§ Excerpted records
** start **

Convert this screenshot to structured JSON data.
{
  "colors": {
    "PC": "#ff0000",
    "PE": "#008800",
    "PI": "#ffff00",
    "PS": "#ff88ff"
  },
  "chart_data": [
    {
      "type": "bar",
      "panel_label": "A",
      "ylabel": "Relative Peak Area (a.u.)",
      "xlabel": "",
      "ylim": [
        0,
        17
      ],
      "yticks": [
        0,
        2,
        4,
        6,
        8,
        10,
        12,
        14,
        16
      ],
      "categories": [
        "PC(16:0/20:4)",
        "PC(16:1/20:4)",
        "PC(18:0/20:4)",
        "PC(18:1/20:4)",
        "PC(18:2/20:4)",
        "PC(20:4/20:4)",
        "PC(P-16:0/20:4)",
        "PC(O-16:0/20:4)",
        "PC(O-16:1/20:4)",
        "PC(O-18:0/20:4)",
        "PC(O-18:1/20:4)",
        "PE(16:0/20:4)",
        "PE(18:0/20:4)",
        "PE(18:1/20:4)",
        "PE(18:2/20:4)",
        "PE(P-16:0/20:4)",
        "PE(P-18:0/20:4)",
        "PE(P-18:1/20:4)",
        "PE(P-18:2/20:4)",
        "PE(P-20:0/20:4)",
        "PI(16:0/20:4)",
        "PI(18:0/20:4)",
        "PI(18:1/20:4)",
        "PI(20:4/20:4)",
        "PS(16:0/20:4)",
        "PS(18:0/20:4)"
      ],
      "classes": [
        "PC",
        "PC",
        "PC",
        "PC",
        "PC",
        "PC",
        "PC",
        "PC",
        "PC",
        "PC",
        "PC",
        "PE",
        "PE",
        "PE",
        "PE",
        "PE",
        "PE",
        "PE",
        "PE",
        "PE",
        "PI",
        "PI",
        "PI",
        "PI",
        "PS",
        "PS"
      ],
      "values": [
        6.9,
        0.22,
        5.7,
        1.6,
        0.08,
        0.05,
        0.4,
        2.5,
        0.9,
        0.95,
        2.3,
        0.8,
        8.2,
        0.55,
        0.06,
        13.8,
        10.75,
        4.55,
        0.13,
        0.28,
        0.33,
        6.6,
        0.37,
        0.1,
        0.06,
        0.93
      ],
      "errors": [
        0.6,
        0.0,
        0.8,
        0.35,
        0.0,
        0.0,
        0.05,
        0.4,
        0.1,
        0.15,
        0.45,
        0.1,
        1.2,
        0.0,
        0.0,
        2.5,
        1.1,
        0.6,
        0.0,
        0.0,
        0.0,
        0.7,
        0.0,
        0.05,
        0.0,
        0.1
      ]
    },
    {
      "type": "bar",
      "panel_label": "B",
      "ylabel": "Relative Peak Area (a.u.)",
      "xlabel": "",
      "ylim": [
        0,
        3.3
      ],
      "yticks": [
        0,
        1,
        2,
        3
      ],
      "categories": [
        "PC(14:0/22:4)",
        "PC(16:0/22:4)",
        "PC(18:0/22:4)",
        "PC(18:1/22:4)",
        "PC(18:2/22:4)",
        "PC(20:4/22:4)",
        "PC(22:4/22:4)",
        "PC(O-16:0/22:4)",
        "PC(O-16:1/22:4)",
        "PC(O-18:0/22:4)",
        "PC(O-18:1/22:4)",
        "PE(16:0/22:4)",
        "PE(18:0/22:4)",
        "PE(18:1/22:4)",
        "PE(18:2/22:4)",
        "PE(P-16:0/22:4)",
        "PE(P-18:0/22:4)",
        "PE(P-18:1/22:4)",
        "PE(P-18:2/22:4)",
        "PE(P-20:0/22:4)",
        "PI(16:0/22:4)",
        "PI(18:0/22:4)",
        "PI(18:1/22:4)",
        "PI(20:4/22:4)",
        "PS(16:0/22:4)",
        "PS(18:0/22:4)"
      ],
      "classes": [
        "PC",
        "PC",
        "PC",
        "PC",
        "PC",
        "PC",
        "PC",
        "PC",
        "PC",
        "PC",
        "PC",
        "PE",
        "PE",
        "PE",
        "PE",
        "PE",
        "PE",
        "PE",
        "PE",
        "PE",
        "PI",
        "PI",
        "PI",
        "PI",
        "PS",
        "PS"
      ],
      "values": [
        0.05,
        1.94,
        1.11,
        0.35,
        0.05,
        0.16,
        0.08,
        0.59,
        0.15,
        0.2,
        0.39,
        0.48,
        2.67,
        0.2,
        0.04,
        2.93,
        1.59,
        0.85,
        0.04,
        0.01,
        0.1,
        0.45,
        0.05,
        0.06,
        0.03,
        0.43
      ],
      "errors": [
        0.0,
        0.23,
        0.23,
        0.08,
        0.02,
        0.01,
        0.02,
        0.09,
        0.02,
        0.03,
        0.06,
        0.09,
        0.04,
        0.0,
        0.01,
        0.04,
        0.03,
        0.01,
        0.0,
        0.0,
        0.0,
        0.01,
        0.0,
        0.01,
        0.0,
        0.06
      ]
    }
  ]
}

** end **

§ Your objective
Nothing should be left out: return all of the records exactly.

§ Output of the exercise
Convert this screenshot to structured JSON data.
{
  "colors": {
    "PC": "#ff0000",
    "PE": "#008800",
    "PI": "#ffff00",
    "PS": "#ff88ff"
  },
  "chart_data": [
    {
      "type": "bar",
      "panel_label": "A",
      "ylabel": "Relative Peak Area (a.u.)",
      "xlabel": "",
      "ylim": [
        0,
        17
      ],
      "yticks": [
        0,
        2,
        4,
        6,
        8,
        10,
        12,
        14,
        16
      ],
      "categories": [
        "PC(16:0/20:4)",
        "PC(16:1/20:4)",
        "PC(18:0/20:4)",
        "PC(18:1/20:4)",
        "PC(18:2/20:4)",
        "PC(20:4/20:4)",
        "PC(P-16:0/20:4)",
        "PC(O-16:0/20:4)",
        "PC(O-16:1/20:4)",
        "PC(O-18:0/20:4)",
        "PC(O-18:1/20:4)",
        "PE(16:0/20:4)",
        "PE(18:0/20:4)",
        "PE(18:1/20:4)",
        "PE(18:2/20:4)",
        "PE(P-16:0/20:4)",
        "PE(P-18:0/20:4)",
        "PE(P-18:1/20:4)",
        "PE(P-18:2/20:4)",
        "PE(P-20:0/20:4)",
        "PI(16:0/20:4)",
        "PI(18:0/20:4)",
        "PI(18:1/20:4)",
        "PI(20:4/20:4)",
        "PS(16:0/20:4)",
        "PS(18:0/20:4)"
      ],
      "classes": [
        "PC",
        "PC",
        "PC",
        "PC",
        "PC",
        "PC",
        "PC",
        "PC",
        "PC",
        "PC",
        "PC",
        "PE",
        "PE",
        "PE",
        "PE",
        "PE",
        "PE",
        "PE",
        "PE",
        "PE",
        "PI",
        "PI",
        "PI",
        "PI",
        "PS",
        "PS"
      ],
      "values": [
        6.9,
        0.22,
        5.7,
        1.6,
        0.08,
        0.05,
        0.4,
        2.5,
        0.9,
        0.95,
        2.3,
        0.8,
        8.2,
        0.55,
        0.06,
        13.8,
        10.75,
        4.55,
        0.13,
        0.28,
        0.33,
        6.6,
        0.37,
        0.1,
        0.06,
        0.93
      ],
      "errors": [
        0.6,
        0.0,
        0.8,
        0.35,
        0.0,
        0.0,
        0.05,
        0.4,
        0.1,
        0.15,
        0.45,
        0.1,
        1.2,
        0.0,
        0.0,
        2.5,
        1.1,
        0.6,
        0.0,
        0.0,
        0.0,
        0.7,
        0.0,
        0.05,
        0.0,
        0.1
      ]
    },
    {
      "type": "bar",
      "panel_label": "B",
      "ylabel": "Relative Peak Area (a.u.)",
      "xlabel": "",
      "ylim": [
        0,
        3.3
      ],
      "yticks": [
        0,
        1,
        2,
        3
      ],
      "categories": [
        "PC(14:0/22:4)",
        "PC(16:0/22:4)",
        "PC(18:0/22:4)",
        "PC(18:1/22:4)",
        "PC(18:2/22:4)",
        "PC(20:4/22:4)",
        "PC(22:4/22:4)",
        "PC(O-16:0/22:4)",
        "PC(O-16:1/22:4)",
        "PC(O-18:0/22:4)",
        "PC(O-18:1/22:4)",
        "PE(16:0/22:4)",
        "PE(18:0/22:4)",
        "PE(18:1/22:4)",
        "PE(18:2/22:4)",
        "PE(P-16:0/22:4)",
        "PE(P-18:0/22:4)",
        "PE(P-18:1/22:4)",
        "PE(P-18:2/22:4)",
        "PE(P-20:0/22:4)",
        "PI(16:0/22:4)",
        "PI(18:0/22:4)",
        "PI(18:1/22:4)",
        "PI(20:4/22:4)",
        "PS(16:0/22:4)",
        "PS(18:0/22:4)"
      ],
      "classes": [
        "PC",
        "PC",
        "PC",
        "PC",
        "PC",
        "PC",
        "PC",
        "PC",
        "PC",
        "PC",
        "PC",
        "PE",
        "PE",
        "PE",
        "PE",
        "PE",
        "PE",
        "PE",
        "PE",
        "PE",
        "PI",
        "PI",
        "PI",
        "PI",
        "PS",
        "PS"
      ],
      "values": [
        0.05,
        1.94,
        1.11,
        0.35,
        0.05,
        0.16,
        0.08,
        0.59,
        0.15,
        0.2,
        0.39,
        0.48,
        2.67,
        0.2,
        0.04,
        2.93,
        1.59,
        0.85,
        0.04,
        0.01,
        0.1,
        0.45,
        0.05,
        0.06,
        0.03,
        0.43
      ],
      "errors": [
        0.0,
        0.23,
        0.23,
        0.08,
        0.02,
        0.01,
        0.02,
        0.09,
        0.02,
        0.03,
        0.06,
        0.09,
        0.04,
        0.0,
        0.01,
        0.04,
        0.03,
        0.01,
        0.0,
        0.0,
        0.0,
        0.01,
        0.0,
        0.01,
        0.0,
        0.06
      ]
    }
  ]
}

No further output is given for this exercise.